• **STATED EXERCISE 1**:
In the recession discussion, update the stretch from "Date: 2007-07-19 12:53" through "than you did." so that "mills" replaces "factories".
• **STATED EXERCISE 2**:
Answer these questions about the recession discussion.
(a) In what year was the first poster in Consett?
(b) According to the ONS figures cited, by how much did the economy contract in Q2 1991?
(c) When did the poster who signs as Jonathan quit the job?

• **SELECTED TEXT**:
"""

Re: Recession - what recession?

Date: 2007-07-19 12:53 pm (UTC)
From: [identity profile] peterbirks.livejournal.com
Indeed. I was in Consett in 1982 and it looked as if the town had completely shut down. Not just the factories, but the shops as well. I was up in West Yorkshire in 1984/85 and I remember seeing terraced houses for sale for four grand and, I vaguely recall, one house being on the market for a thousand. I suspect that I saw a lot more of the early 1980s recession than you did.

But I'm amazed that the recession of 1991 passed you by. And I don't think that it was confined to a few bloated city workers: the ONS figures show that the economy contracted by 2.5% in Q2 1991. This either shows that the city workers contributed more to the economy of the country than was previously thought, or that the recession hit a wider area than you thought.

Then again, this might be part of the "say anything and the line will come back that 'you only care if it impacts you in London'". I was simply referring to the most recent recession -- not denying the impact of the previous one. You are the one who seems to be denying the impact in 1991 -- presumably on the grounds that it only affected people in London (which is not a correct analysis). And, if something only affects people in London, the general feeling among the many outside London is "good, serves them right".

We are used to that. Although it does get somewhat childish and wearing after a while. Not everyone in London is a "bloated city worker".

I also see that 1980 saw the newspaper headline "Government pays large public sector pay increases as recommended by Clegg Commission". So, it was okay for some people.


However, a House of Commons Research Paper of 1999 (http://www.parliament.uk/commons/lib/research/rp99/rp99-111.pdf) shows that the dip in the early 1980s of GDP and the change in real GDP on the previous year was only a fraction of a percent worse than that seen in 1991. On a less scientific note, I recalla great line in "Our Friends In The North" (originally penned by Peter Flannery, born in Tyne & Wear) where Mark Strong (Tosker), commenting on the business difficulties he had overcome, said: "EVERYBODY went skint in 1991". So, it clearly didn't pass Flannery by.

So, I fail to see how 1991 can be termed "a minor blip". Not if you want to look at things objectively. Maybe you were just fortunate in the region where you lived.


PJ

Re: Recession - what recession?

Date: 2007-07-19 02:12 pm (UTC)
From: (Anonymous)
Surely economic ups and downs are a matter of statistics; there will always be a sizeable minority of people who do well during bad times and another sizeable minority who do badly in good times.

In 1991 I was in the middle of my Swedish period, and I was doing well, until I chose to quit that job in late 1993. My income staggered and didn't recover until 1995, but I think that was just me, not the economy as a whole.

-- Jonathan

Re: Recession - what recession?

Date: 2007-07-19 03:16 pm (UTC)
From: [identity profile] peterbirks.livejournal.com
Indeed. In fact the 1930s were a great time for people who managed to stay in work. Those with steady or guaranted incomes in times of recession do very well, because your money goes a lot further and it's a lot easier to find workmen. I don't think that I said anything to contradict this point in my earlier items, but if I did give a contrary impression, that was not intentional.

PJ

Re: Recession - what recession?

Date: 2007-07-19 04:42 pm (UTC)

"""

• **DATASET EXTRACT**:

"""

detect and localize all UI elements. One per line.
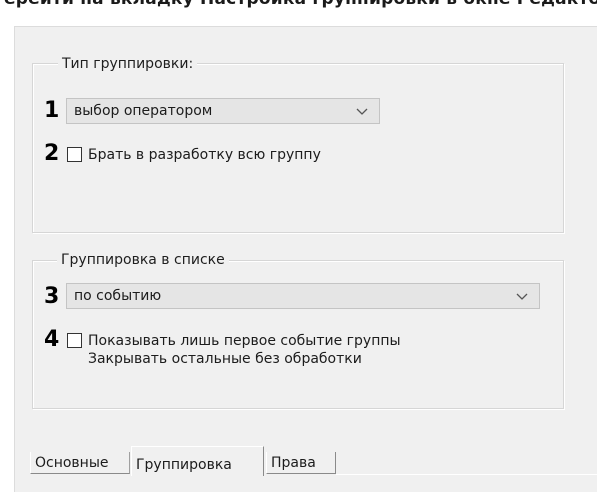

"""

• **TASK OUTPUT 1**:
Date: 2007-07-19 12:53 pm (UTC)
From: [identity profile] peterbirks.livejournal.com
Indeed. I was in Consett in 1982 and it looked as if the town had completely shut down. Not just the mills, but the shops as well. I was up in West Yorkshire in 1984/85 and I remember seeing terraced houses for sale for four grand and, I vaguely recall, one house being on the market for a thousand. I suspect that I saw a lot more of the early 1980s recession than you did.

• **TASK OUTPUT 2**:
(a) 1982
(b) By 2.5%
(c) In late 1993